--- START Provided records ---

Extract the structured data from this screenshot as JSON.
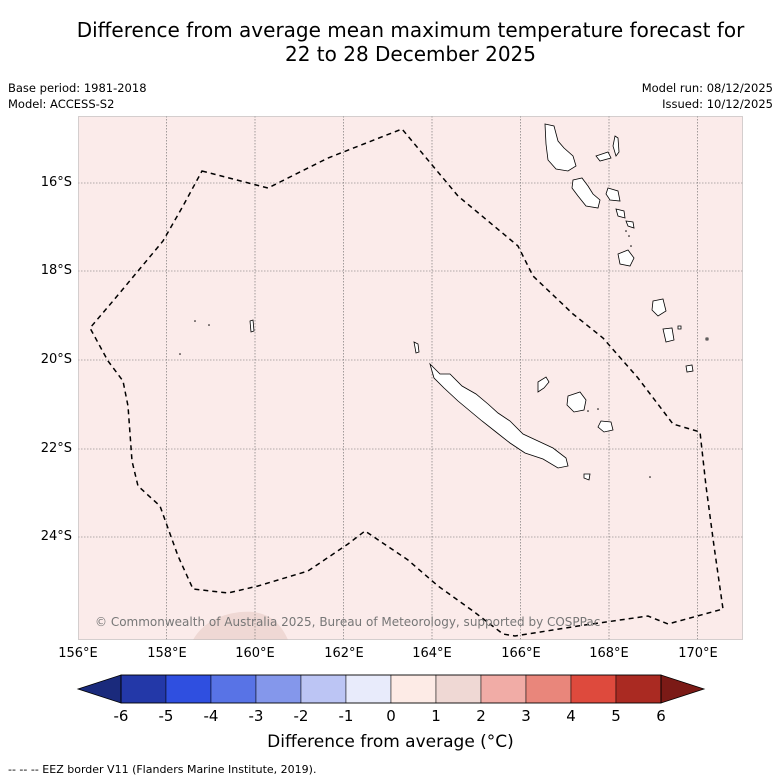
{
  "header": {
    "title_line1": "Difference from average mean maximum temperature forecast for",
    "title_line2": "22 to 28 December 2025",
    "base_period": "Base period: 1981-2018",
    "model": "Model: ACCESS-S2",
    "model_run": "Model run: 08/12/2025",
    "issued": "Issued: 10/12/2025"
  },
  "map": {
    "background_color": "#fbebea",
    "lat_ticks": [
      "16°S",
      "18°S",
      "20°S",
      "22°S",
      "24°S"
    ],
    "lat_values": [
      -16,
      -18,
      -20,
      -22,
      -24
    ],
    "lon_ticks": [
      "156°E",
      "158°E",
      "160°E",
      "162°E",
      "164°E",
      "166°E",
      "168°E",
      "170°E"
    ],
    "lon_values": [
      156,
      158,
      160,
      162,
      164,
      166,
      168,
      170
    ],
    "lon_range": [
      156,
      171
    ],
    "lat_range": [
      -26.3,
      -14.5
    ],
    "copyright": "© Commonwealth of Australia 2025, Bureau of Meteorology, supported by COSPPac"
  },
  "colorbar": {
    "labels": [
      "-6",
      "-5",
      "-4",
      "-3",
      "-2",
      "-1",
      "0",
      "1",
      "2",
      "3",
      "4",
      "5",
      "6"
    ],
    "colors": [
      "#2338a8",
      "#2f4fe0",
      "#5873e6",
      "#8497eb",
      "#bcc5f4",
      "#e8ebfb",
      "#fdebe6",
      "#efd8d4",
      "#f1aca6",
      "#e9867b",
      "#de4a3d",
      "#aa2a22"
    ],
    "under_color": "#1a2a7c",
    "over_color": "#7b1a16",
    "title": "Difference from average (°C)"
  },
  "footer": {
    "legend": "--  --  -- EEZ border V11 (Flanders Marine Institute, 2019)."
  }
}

--- END Provided records ---
--- START Provided records ---

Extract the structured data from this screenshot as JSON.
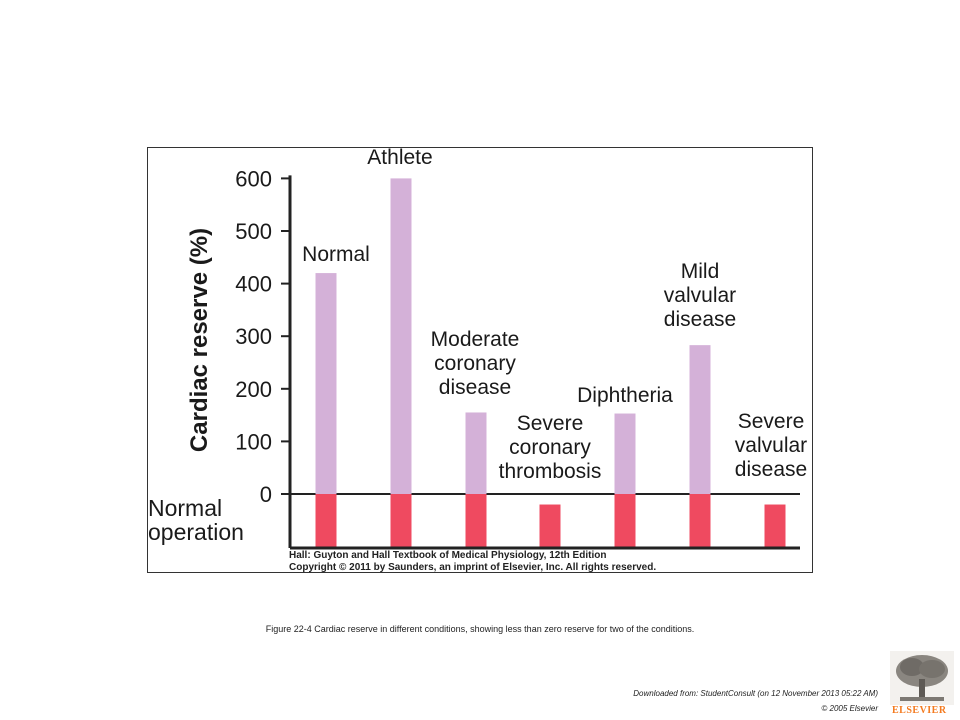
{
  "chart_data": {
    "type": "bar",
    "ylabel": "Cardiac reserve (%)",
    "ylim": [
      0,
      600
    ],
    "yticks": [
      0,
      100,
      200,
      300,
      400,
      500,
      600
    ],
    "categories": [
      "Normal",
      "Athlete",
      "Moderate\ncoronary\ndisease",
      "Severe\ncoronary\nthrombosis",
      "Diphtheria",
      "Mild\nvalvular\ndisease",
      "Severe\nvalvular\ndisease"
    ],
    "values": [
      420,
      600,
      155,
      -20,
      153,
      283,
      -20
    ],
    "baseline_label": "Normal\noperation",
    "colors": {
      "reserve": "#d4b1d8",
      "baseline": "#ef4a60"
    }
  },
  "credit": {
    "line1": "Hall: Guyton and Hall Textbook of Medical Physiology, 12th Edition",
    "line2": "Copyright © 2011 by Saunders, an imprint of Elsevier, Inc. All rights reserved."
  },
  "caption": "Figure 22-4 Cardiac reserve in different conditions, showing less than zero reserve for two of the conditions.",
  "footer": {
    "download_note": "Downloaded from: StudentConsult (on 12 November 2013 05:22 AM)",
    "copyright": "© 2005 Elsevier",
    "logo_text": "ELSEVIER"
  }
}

--- END Provided records ---

Instructions for the task >> Filter out every line that lacks the word "ncoronary", and copy the rest.

Result of the exercise >>
      "Moderate\ncoronary\ndisease",
      "Severe\ncoronary\nthrombosis",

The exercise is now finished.